**Stated problem**
All records below must be retyped exactly.

[Dataset records]
:::::

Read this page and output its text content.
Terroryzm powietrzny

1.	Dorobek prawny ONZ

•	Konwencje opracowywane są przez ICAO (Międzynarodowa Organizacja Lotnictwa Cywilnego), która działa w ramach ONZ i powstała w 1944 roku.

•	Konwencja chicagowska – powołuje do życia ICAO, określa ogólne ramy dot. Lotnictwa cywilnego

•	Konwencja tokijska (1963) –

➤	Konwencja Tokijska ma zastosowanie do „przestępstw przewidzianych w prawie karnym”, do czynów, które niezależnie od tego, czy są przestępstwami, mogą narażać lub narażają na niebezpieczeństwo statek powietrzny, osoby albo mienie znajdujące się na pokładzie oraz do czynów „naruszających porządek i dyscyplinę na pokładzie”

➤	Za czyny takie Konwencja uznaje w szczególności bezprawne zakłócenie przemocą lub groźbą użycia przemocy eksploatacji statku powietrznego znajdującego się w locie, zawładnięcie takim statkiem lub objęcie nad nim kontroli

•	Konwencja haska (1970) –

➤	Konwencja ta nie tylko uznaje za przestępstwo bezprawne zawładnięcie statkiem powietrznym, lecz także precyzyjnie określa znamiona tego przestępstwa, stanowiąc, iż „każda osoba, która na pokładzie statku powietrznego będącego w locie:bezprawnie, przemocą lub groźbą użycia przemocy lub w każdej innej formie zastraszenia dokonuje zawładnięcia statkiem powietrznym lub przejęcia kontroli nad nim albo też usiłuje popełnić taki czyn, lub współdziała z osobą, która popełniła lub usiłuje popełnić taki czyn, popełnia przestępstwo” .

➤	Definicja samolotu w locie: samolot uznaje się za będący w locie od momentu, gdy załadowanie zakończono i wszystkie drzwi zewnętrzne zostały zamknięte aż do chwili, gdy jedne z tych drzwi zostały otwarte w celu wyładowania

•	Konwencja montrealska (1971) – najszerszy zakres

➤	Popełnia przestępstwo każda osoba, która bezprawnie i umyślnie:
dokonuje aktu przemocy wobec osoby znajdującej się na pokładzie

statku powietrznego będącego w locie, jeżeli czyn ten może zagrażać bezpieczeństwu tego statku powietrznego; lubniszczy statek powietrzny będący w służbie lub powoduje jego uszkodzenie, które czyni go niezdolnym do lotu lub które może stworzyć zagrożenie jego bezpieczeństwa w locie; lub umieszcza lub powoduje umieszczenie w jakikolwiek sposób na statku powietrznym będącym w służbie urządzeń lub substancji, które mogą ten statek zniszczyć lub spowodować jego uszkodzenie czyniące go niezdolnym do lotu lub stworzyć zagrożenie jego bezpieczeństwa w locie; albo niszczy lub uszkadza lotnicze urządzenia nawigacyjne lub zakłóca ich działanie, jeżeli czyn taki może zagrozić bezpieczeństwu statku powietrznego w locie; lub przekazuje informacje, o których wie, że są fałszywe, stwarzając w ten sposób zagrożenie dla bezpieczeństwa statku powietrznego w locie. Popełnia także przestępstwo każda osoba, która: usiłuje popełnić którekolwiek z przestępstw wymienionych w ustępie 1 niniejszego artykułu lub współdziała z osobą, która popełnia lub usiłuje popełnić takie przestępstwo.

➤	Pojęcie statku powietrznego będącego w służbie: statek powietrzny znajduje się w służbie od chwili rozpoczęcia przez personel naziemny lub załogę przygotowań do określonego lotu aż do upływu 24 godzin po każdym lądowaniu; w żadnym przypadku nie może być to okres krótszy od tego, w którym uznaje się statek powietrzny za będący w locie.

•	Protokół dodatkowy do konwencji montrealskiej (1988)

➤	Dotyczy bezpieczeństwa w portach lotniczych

:::::

**Written reply**
Read this page and output its text content.
Terroryzm powietrzny

1.	Dorobek prawny ONZ

•	Konwencje opracowywane są przez ICAO (Międzynarodowa Organizacja Lotnictwa Cywilnego), która działa w ramach ONZ i powstała w 1944 roku.

•	Konwencja chicagowska – powołuje do życia ICAO, określa ogólne ramy dot. Lotnictwa cywilnego

•	Konwencja tokijska (1963) –

➤	Konwencja Tokijska ma zastosowanie do „przestępstw przewidzianych w prawie karnym”, do czynów, które niezależnie od tego, czy są przestępstwami, mogą narażać lub narażają na niebezpieczeństwo statek powietrzny, osoby albo mienie znajdujące się na pokładzie oraz do czynów „naruszających porządek i dyscyplinę na pokładzie”

➤	Za czyny takie Konwencja uznaje w szczególności bezprawne zakłócenie przemocą lub groźbą użycia przemocy eksploatacji statku powietrznego znajdującego się w locie, zawładnięcie takim statkiem lub objęcie nad nim kontroli

•	Konwencja haska (1970) –

➤	Konwencja ta nie tylko uznaje za przestępstwo bezprawne zawładnięcie statkiem powietrznym, lecz także precyzyjnie określa znamiona tego przestępstwa, stanowiąc, iż „każda osoba, która na pokładzie statku powietrznego będącego w locie:bezprawnie, przemocą lub groźbą użycia przemocy lub w każdej innej formie zastraszenia dokonuje zawładnięcia statkiem powietrznym lub przejęcia kontroli nad nim albo też usiłuje popełnić taki czyn, lub współdziała z osobą, która popełniła lub usiłuje popełnić taki czyn, popełnia przestępstwo” .

➤	Definicja samolotu w locie: samolot uznaje się za będący w locie od momentu, gdy załadowanie zakończono i wszystkie drzwi zewnętrzne zostały zamknięte aż do chwili, gdy jedne z tych drzwi zostały otwarte w celu wyładowania

•	Konwencja montrealska (1971) – najszerszy zakres

➤	Popełnia przestępstwo każda osoba, która bezprawnie i umyślnie:
dokonuje aktu przemocy wobec osoby znajdującej się na pokładzie

statku powietrznego będącego w locie, jeżeli czyn ten może zagrażać bezpieczeństwu tego statku powietrznego; lubniszczy statek powietrzny będący w służbie lub powoduje jego uszkodzenie, które czyni go niezdolnym do lotu lub które może stworzyć zagrożenie jego bezpieczeństwa w locie; lub umieszcza lub powoduje umieszczenie w jakikolwiek sposób na statku powietrznym będącym w służbie urządzeń lub substancji, które mogą ten statek zniszczyć lub spowodować jego uszkodzenie czyniące go niezdolnym do lotu lub stworzyć zagrożenie jego bezpieczeństwa w locie; albo niszczy lub uszkadza lotnicze urządzenia nawigacyjne lub zakłóca ich działanie, jeżeli czyn taki może zagrozić bezpieczeństwu statku powietrznego w locie; lub przekazuje informacje, o których wie, że są fałszywe, stwarzając w ten sposób zagrożenie dla bezpieczeństwa statku powietrznego w locie. Popełnia także przestępstwo każda osoba, która: usiłuje popełnić którekolwiek z przestępstw wymienionych w ustępie 1 niniejszego artykułu lub współdziała z osobą, która popełnia lub usiłuje popełnić takie przestępstwo.

➤	Pojęcie statku powietrznego będącego w służbie: statek powietrzny znajduje się w służbie od chwili rozpoczęcia przez personel naziemny lub załogę przygotowań do określonego lotu aż do upływu 24 godzin po każdym lądowaniu; w żadnym przypadku nie może być to okres krótszy od tego, w którym uznaje się statek powietrzny za będący w locie.

•	Protokół dodatkowy do konwencji montrealskiej (1988)

➤	Dotyczy bezpieczeństwa w portach lotniczych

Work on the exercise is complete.